Written instruction => The records below must be retyped exactly.

[Entries with figure data]
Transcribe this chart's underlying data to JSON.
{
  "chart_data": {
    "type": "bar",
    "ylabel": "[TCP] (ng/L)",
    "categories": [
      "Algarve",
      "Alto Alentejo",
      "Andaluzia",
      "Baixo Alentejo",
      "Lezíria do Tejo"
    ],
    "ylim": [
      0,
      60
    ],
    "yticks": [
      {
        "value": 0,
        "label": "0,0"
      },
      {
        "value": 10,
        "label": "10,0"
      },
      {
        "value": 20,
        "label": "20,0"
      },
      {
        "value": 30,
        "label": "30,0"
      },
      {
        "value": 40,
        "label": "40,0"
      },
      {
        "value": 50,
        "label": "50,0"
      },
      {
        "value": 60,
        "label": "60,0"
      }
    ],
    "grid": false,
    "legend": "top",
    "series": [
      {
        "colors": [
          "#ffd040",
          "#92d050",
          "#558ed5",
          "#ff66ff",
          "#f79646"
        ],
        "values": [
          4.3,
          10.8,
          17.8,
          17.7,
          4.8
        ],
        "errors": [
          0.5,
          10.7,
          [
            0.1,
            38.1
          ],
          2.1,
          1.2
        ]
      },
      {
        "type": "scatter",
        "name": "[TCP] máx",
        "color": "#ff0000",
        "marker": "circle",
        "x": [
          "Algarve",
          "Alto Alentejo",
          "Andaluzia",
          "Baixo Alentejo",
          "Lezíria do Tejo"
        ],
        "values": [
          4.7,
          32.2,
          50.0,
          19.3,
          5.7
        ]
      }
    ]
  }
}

Written solution =>
Transcribe this chart's underlying data to JSON.
{
  "chart_data": {
    "type": "bar",
    "ylabel": "[TCP] (ng/L)",
    "categories": [
      "Algarve",
      "Alto Alentejo",
      "Andaluzia",
      "Baixo Alentejo",
      "Lezíria do Tejo"
    ],
    "ylim": [
      0,
      60
    ],
    "yticks": [
      {
        "value": 0,
        "label": "0,0"
      },
      {
        "value": 10,
        "label": "10,0"
      },
      {
        "value": 20,
        "label": "20,0"
      },
      {
        "value": 30,
        "label": "30,0"
      },
      {
        "value": 40,
        "label": "40,0"
      },
      {
        "value": 50,
        "label": "50,0"
      },
      {
        "value": 60,
        "label": "60,0"
      }
    ],
    "grid": false,
    "legend": "top",
    "series": [
      {
        "colors": [
          "#ffd040",
          "#92d050",
          "#558ed5",
          "#ff66ff",
          "#f79646"
        ],
        "values": [
          4.3,
          10.8,
          17.8,
          17.7,
          4.8
        ],
        "errors": [
          0.5,
          10.7,
          [
            0.1,
            38.1
          ],
          2.1,
          1.2
        ]
      },
      {
        "type": "scatter",
        "name": "[TCP] máx",
        "color": "#ff0000",
        "marker": "circle",
        "x": [
          "Algarve",
          "Alto Alentejo",
          "Andaluzia",
          "Baixo Alentejo",
          "Lezíria do Tejo"
        ],
        "values": [
          4.7,
          32.2,
          50.0,
          19.3,
          5.7
        ]
      }
    ]
  }
}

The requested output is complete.